Figure contents as structured data
-- BEGIN --

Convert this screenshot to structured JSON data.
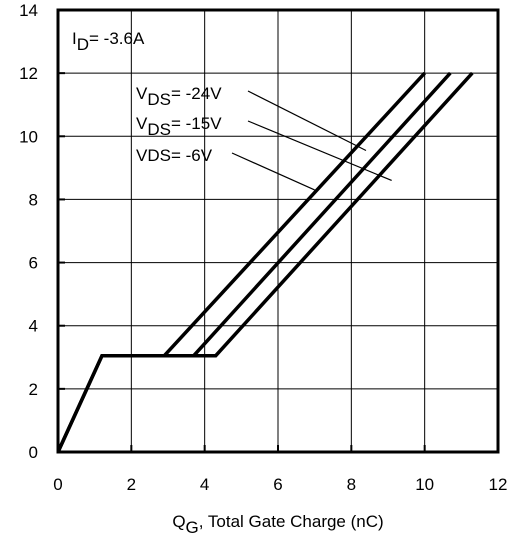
{
  "chart_data": {
    "type": "line",
    "title": "",
    "xlabel": {
      "main": "Q",
      "sub": "G",
      "rest": ",  Total Gate Charge (nC)"
    },
    "ylabel": "",
    "xlim": [
      0,
      12
    ],
    "ylim": [
      0,
      14
    ],
    "xticks": [
      "0",
      "2",
      "4",
      "6",
      "8",
      "10",
      "12"
    ],
    "yticks": [
      "0",
      "2",
      "4",
      "6",
      "8",
      "10",
      "12",
      "14"
    ],
    "grid": true,
    "legend_position": "",
    "annotations": {
      "id": {
        "main": "I",
        "sub": "D",
        "rest": "= -3.6A"
      },
      "labels": [
        {
          "main": "V",
          "sub": "DS",
          "rest": "= -24V"
        },
        {
          "main": "V",
          "sub": "DS",
          "rest": "= -15V"
        },
        {
          "main": "VDS",
          "sub": "",
          "rest": "= -6V"
        }
      ]
    },
    "series": [
      {
        "name": "VDS= -6V",
        "x": [
          0,
          1.2,
          4.3,
          11.3
        ],
        "y": [
          0,
          3.05,
          3.05,
          12
        ]
      },
      {
        "name": "VDS= -15V",
        "x": [
          0,
          1.2,
          3.7,
          10.7
        ],
        "y": [
          0,
          3.05,
          3.05,
          12
        ]
      },
      {
        "name": "VDS= -24V",
        "x": [
          2.9,
          10.0
        ],
        "y": [
          3.05,
          12
        ]
      }
    ]
  }
}
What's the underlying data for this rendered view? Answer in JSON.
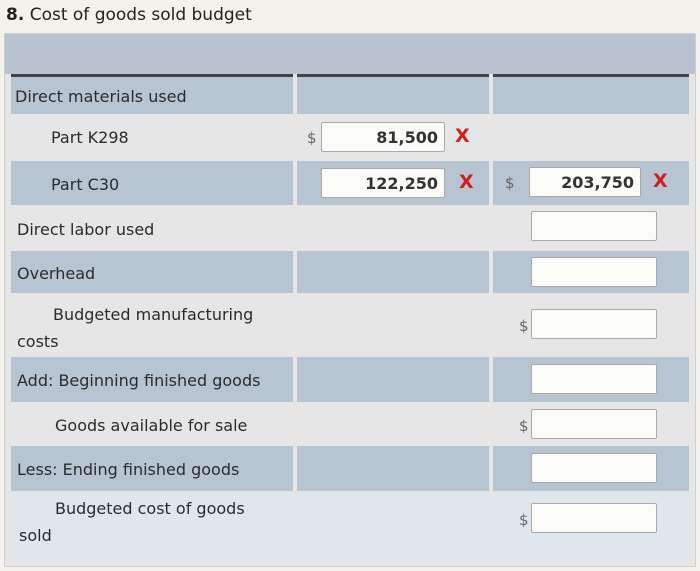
{
  "title": {
    "number": "8.",
    "text": "Cost of goods sold budget"
  },
  "rows": {
    "dm_used": "Direct materials used",
    "part_k298": "Part K298",
    "part_c30": "Part C30",
    "dl_used": "Direct labor used",
    "overhead": "Overhead",
    "bmc_line1": "Budgeted manufacturing",
    "bmc_line2": "costs",
    "add_bfg": "Add: Beginning finished goods",
    "goods_available": "Goods available for sale",
    "less_efg": "Less: Ending finished goods",
    "bcgs_line1": "Budgeted cost of goods",
    "bcgs_line2": "sold"
  },
  "inputs": {
    "part_k298_value": "81,500",
    "part_c30_value": "122,250",
    "dm_total_value": "203,750",
    "dl_value": "",
    "overhead_value": "",
    "bmc_value": "",
    "bfg_value": "",
    "gas_value": "",
    "efg_value": "",
    "bcgs_value": ""
  },
  "symbols": {
    "dollar": "$",
    "x": "X"
  },
  "colors": {
    "error": "#d61c1c",
    "row_shade": "#b7c5d3",
    "header": "#b9c3cf"
  }
}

-- END --

Look over the listing. Pull out every line with the string "rest" in it.

» The output
      "rest": ",  Total Gate Charge (nC)"
        "rest": "= -3.6A"
          "rest": "= -24V"
          "rest": "= -15V"
          "rest": "= -6V"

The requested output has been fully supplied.